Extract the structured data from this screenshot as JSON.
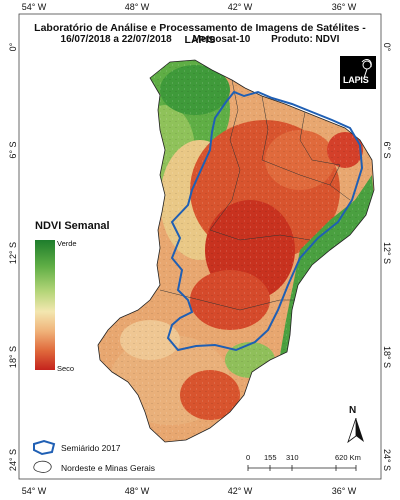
{
  "header": {
    "institution": "Laboratório de Análise e Processamento de Imagens de Satélites - LAPIS",
    "period": "16/07/2018 a 22/07/2018",
    "satellite": "Meteosat-10",
    "product": "Produto: NDVI"
  },
  "logo": {
    "text": "LAPIS"
  },
  "axes": {
    "longitude_top": [
      "54° W",
      "48° W",
      "42° W",
      "36° W"
    ],
    "longitude_bottom": [
      "54° W",
      "48° W",
      "42° W",
      "36° W"
    ],
    "latitude_left": [
      "0°",
      "6° S",
      "12° S",
      "18° S",
      "24° S"
    ],
    "latitude_right": [
      "0°",
      "6° S",
      "12° S",
      "18° S",
      "24° S"
    ]
  },
  "ndvi_legend": {
    "title": "NDVI Semanal",
    "high_label": "Verde",
    "low_label": "Seco",
    "colors": [
      "#1e7d2c",
      "#5fae45",
      "#b6d67a",
      "#f3e7b0",
      "#f0b37a",
      "#e06a3c",
      "#c4231d"
    ]
  },
  "scale_bar": {
    "ticks": [
      "0",
      "155",
      "310",
      "620 Km"
    ]
  },
  "north_arrow": {
    "label": "N"
  },
  "map_legend": {
    "semiarid_label": "Semiárido 2017",
    "semiarid_color": "#1f5fb4",
    "region_label": "Nordeste e Minas Gerais"
  }
}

### [What this task involves]
Where a line above includes "LAPIS", copy that line.

### [Solution]
    "institution": "Laboratório de Análise e Processamento de Imagens de Satélites - LAPIS",
    "text": "LAPIS"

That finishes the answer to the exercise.